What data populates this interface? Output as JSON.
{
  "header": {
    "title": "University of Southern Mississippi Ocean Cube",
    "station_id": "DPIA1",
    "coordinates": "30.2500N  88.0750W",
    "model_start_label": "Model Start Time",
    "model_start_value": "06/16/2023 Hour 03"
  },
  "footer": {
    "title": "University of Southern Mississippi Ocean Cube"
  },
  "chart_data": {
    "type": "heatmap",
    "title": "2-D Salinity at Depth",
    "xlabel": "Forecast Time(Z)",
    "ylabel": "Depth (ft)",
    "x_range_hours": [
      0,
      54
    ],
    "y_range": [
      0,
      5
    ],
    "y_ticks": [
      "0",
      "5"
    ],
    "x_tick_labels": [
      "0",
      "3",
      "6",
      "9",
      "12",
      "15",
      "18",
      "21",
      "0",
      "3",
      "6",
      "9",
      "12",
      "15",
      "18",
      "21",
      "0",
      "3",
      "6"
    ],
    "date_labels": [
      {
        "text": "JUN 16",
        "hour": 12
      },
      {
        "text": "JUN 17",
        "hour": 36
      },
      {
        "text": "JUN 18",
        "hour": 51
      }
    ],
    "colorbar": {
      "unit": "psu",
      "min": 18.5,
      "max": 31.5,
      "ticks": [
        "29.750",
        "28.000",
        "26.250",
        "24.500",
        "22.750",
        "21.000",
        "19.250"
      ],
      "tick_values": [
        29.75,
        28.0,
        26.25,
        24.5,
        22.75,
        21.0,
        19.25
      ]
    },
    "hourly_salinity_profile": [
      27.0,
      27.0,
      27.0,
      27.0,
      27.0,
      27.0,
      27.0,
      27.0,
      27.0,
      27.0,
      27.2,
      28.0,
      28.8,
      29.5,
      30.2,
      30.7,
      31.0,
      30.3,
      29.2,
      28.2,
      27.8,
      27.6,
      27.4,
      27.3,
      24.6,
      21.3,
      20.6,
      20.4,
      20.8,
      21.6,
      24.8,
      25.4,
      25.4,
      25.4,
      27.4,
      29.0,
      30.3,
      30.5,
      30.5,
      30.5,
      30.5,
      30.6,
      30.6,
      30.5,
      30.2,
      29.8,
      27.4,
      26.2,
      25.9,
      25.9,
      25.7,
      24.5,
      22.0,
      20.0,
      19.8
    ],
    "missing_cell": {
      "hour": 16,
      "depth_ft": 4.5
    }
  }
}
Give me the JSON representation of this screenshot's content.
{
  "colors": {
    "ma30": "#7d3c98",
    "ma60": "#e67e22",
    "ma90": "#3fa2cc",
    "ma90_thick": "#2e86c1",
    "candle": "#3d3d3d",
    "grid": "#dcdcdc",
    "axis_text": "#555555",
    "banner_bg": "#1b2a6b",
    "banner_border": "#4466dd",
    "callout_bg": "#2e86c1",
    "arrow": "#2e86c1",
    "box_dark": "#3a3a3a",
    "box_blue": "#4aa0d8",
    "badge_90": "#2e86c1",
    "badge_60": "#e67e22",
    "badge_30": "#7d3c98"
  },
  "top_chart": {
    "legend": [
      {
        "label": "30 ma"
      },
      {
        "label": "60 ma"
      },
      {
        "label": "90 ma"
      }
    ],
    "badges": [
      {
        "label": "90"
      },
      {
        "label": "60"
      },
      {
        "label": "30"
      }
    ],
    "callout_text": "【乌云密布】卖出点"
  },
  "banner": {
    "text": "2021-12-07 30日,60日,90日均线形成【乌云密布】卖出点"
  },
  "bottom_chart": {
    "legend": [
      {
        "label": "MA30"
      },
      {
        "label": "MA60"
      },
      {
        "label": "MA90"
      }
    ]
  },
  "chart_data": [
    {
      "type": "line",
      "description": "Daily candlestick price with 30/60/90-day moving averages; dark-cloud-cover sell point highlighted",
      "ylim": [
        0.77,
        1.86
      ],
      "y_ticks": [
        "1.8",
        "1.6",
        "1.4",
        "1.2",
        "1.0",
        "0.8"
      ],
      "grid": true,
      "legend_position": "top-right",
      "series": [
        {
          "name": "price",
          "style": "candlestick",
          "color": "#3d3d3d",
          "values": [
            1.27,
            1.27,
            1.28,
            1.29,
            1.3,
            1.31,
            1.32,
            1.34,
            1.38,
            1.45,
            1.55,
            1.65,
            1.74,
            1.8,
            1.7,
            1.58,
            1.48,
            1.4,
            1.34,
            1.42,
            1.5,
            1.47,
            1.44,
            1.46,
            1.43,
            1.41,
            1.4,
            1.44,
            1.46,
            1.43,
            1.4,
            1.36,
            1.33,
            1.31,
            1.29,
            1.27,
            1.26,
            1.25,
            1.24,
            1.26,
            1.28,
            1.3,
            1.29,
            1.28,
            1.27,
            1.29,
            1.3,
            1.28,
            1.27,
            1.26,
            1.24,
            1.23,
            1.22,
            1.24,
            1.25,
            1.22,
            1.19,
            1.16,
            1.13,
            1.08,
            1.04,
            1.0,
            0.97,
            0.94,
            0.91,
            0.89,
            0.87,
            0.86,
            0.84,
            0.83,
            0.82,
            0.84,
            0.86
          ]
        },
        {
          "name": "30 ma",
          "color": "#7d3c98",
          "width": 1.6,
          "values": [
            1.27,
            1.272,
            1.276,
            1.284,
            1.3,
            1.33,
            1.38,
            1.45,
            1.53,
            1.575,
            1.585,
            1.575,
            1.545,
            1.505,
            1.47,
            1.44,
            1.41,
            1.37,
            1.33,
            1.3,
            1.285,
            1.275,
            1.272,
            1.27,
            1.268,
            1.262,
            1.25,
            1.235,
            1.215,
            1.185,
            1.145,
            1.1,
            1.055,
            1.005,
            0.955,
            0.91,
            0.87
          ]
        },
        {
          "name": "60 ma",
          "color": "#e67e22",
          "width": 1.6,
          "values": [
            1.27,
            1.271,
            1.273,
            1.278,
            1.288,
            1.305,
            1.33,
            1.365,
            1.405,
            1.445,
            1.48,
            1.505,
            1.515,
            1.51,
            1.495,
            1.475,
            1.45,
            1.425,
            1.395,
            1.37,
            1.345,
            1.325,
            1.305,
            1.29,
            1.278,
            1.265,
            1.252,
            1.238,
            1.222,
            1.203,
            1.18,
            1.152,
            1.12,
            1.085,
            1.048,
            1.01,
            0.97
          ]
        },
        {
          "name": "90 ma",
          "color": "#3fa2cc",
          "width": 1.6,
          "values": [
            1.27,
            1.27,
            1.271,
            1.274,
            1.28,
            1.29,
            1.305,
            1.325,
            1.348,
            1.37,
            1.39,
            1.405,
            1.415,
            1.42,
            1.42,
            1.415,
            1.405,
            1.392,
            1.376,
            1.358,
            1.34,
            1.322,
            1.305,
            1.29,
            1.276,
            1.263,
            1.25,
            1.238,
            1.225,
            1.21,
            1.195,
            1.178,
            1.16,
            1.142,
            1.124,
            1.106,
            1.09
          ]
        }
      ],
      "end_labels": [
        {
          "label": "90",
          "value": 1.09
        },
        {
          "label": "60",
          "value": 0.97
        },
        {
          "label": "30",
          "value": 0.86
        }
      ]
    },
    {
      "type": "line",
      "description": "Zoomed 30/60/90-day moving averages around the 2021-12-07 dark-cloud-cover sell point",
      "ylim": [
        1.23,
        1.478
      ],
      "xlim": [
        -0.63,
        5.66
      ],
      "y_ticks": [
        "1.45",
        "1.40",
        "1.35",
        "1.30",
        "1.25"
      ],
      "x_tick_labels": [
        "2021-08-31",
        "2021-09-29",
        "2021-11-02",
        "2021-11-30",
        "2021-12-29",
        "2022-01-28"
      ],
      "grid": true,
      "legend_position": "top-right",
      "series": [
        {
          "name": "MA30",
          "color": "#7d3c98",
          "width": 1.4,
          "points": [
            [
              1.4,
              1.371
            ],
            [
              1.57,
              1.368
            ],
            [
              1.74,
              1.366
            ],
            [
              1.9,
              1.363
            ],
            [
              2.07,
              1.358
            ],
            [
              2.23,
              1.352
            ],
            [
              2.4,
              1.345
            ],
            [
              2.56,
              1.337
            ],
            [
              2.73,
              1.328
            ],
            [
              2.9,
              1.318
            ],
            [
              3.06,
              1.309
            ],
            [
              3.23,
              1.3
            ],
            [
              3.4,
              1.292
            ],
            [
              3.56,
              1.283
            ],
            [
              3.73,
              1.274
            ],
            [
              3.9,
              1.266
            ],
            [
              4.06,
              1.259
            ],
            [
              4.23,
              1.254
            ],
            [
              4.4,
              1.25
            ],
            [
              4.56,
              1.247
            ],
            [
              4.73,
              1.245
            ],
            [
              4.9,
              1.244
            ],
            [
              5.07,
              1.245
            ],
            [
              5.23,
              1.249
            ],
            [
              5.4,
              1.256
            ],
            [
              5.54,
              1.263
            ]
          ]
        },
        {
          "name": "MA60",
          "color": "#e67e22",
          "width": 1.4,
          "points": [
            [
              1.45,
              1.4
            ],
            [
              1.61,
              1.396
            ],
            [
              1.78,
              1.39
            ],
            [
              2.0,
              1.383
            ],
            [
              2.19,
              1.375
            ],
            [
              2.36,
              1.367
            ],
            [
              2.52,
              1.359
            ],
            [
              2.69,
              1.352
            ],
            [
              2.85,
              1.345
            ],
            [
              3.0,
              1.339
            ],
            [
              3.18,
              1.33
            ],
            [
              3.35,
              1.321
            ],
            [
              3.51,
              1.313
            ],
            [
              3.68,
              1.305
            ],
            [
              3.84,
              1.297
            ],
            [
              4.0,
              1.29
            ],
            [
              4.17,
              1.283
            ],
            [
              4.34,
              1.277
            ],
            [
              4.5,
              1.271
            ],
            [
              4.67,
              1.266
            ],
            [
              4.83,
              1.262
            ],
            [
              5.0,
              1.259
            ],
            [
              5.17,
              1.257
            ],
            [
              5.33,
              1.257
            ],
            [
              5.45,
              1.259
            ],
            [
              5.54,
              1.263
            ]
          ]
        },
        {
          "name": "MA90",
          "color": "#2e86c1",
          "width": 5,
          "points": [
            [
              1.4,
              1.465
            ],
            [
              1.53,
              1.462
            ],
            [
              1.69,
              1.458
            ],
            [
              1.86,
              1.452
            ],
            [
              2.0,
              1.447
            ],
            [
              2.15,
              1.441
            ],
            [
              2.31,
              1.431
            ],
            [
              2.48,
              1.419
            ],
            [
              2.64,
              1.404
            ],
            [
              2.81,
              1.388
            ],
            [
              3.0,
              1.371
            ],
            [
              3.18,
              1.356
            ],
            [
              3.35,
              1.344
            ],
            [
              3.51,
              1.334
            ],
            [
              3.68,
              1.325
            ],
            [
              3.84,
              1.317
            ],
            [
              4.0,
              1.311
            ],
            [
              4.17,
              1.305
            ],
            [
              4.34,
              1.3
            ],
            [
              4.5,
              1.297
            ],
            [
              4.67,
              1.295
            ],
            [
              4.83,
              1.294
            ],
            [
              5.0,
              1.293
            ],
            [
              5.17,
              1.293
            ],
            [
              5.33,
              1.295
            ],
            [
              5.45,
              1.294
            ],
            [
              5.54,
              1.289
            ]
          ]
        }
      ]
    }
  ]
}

------------------------------------------------

**EXERCISE DESCRIPTION**
Gather up the lines that contain the word "Cube".

**COMPLETE RESPONSE**
    "title": "University of Southern Mississippi Ocean Cube",
    "title": "University of Southern Mississippi Ocean Cube"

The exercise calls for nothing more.